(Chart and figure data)
========================
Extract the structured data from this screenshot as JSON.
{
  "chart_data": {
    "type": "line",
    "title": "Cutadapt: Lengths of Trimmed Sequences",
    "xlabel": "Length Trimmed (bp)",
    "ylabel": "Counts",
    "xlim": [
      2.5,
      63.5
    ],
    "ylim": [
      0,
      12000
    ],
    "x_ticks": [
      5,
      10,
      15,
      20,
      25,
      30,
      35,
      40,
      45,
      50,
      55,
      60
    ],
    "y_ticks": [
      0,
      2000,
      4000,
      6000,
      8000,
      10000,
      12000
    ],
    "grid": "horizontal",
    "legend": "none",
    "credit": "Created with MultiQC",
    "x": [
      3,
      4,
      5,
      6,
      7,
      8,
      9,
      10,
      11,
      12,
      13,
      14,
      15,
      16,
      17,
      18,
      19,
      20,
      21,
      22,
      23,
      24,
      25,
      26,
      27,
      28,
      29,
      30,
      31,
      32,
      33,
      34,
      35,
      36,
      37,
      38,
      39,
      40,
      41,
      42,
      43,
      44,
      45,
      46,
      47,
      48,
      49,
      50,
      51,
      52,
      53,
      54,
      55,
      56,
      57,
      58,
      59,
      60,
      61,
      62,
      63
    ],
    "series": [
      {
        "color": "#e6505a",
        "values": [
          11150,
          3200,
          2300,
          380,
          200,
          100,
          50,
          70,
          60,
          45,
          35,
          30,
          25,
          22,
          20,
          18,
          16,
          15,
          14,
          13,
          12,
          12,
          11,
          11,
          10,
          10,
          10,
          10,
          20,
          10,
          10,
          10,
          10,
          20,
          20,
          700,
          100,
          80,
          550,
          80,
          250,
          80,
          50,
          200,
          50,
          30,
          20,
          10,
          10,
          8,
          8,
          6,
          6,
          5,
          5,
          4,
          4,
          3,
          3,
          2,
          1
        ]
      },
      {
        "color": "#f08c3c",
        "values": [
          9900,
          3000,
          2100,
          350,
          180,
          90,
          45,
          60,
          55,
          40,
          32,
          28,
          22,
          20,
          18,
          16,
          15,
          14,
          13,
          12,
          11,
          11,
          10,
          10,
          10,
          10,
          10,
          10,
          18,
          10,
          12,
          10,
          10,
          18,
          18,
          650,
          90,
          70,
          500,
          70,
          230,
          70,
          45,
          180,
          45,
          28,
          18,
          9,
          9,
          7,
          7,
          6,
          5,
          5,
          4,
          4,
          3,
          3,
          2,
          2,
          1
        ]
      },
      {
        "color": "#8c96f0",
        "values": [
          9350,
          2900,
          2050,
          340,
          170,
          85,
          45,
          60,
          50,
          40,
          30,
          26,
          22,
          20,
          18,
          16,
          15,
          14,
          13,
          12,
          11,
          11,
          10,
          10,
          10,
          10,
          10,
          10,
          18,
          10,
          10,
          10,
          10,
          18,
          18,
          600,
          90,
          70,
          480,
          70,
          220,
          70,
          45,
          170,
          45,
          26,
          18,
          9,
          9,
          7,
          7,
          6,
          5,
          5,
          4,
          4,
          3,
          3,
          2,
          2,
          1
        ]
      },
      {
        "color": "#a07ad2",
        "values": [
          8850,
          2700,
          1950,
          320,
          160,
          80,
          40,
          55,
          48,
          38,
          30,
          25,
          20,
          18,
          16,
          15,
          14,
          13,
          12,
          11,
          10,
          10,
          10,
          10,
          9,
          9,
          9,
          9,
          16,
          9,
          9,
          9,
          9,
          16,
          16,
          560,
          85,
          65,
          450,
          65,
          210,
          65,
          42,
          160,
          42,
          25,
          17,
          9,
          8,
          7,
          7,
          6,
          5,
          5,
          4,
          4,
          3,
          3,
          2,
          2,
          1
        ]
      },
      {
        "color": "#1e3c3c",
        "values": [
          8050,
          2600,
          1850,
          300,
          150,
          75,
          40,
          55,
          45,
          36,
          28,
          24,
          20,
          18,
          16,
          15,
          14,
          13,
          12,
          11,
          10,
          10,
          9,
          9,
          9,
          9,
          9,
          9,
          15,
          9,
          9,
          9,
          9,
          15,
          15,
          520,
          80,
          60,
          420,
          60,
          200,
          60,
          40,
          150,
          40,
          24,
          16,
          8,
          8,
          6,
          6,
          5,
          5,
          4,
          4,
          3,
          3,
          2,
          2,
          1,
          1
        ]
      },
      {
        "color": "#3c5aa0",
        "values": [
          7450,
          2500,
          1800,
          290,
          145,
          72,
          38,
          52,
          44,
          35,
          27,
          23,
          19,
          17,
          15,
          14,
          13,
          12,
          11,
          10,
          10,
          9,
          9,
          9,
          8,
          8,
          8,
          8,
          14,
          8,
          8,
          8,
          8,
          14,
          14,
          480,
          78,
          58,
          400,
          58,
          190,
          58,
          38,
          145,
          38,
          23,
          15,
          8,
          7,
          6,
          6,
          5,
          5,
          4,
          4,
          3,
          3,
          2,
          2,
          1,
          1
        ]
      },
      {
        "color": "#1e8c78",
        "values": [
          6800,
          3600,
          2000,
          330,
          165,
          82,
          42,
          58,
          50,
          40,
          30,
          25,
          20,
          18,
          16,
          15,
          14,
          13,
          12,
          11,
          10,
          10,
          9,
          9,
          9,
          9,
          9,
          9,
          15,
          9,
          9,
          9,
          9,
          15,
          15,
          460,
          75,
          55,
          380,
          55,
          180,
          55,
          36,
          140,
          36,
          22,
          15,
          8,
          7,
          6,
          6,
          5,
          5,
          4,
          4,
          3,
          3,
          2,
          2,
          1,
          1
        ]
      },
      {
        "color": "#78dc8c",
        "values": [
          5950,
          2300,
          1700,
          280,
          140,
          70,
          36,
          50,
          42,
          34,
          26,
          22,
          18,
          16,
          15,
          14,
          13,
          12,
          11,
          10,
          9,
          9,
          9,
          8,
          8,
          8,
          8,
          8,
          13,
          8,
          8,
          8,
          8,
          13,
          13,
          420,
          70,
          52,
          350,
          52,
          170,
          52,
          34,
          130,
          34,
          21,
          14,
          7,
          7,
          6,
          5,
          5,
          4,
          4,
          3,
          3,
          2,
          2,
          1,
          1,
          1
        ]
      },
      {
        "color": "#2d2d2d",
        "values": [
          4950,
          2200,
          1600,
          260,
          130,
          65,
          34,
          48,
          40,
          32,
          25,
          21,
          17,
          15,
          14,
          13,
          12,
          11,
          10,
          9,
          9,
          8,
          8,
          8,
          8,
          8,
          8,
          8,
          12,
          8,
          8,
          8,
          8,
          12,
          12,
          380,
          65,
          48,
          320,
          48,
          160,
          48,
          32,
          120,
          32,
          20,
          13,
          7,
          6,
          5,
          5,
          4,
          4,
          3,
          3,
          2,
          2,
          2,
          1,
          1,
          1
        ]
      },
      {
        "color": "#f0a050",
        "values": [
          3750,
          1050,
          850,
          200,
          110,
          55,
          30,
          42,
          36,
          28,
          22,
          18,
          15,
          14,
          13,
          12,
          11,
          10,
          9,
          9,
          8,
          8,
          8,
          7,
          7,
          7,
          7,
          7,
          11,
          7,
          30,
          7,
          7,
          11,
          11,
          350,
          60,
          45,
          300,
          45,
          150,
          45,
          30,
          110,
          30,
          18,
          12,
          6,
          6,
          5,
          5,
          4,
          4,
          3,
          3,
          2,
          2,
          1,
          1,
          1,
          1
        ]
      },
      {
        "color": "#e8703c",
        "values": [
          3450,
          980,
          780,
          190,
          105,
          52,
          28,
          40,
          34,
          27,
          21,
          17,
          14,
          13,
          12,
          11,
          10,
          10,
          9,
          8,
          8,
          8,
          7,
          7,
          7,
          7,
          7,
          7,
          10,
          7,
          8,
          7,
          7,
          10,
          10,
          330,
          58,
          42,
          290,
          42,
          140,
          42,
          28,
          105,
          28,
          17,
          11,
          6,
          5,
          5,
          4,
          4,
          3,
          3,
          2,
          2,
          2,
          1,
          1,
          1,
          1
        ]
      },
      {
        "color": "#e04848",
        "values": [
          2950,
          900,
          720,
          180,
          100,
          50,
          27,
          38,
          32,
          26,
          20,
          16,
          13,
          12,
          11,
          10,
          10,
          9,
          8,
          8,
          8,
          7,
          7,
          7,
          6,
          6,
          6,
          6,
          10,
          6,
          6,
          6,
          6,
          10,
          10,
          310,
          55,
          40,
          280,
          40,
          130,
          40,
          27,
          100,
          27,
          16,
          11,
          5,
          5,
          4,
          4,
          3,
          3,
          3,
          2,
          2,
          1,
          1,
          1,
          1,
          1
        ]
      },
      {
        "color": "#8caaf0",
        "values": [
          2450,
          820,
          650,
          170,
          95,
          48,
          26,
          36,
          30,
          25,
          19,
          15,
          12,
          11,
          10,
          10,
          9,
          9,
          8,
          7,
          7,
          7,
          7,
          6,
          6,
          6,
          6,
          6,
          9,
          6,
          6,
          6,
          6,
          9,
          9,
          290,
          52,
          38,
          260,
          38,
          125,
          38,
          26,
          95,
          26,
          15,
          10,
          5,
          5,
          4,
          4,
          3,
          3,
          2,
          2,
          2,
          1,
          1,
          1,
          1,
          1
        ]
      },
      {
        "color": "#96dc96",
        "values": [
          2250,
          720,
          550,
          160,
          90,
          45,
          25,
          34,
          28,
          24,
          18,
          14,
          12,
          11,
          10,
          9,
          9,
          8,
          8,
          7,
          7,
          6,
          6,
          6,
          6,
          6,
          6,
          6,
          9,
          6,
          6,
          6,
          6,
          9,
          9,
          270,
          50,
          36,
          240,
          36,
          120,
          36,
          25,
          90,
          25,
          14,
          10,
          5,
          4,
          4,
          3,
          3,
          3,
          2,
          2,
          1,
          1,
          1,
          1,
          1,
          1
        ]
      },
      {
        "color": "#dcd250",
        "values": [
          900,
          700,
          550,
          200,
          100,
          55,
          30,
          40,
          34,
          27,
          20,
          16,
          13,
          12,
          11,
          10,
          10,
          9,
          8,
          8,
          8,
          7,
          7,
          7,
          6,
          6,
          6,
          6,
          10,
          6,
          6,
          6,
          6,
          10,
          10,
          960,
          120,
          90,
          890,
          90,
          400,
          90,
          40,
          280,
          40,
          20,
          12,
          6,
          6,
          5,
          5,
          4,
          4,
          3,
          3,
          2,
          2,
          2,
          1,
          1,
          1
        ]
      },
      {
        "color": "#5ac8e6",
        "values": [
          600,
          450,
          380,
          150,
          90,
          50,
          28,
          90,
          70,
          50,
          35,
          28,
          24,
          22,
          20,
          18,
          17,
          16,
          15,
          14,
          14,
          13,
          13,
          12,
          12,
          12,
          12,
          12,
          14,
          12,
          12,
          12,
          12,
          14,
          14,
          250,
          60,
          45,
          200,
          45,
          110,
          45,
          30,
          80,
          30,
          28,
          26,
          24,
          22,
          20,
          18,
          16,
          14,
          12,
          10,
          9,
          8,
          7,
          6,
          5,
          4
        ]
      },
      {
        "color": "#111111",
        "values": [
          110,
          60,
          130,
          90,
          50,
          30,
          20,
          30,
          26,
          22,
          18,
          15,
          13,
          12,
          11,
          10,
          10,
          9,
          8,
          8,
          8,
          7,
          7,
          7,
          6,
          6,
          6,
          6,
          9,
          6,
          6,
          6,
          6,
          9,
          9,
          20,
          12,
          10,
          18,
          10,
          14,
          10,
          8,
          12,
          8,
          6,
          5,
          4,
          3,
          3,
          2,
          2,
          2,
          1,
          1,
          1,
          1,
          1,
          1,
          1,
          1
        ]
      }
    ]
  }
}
========================
The answer is one number: how many lines of the material above contain "Trimmed".

### Result below
2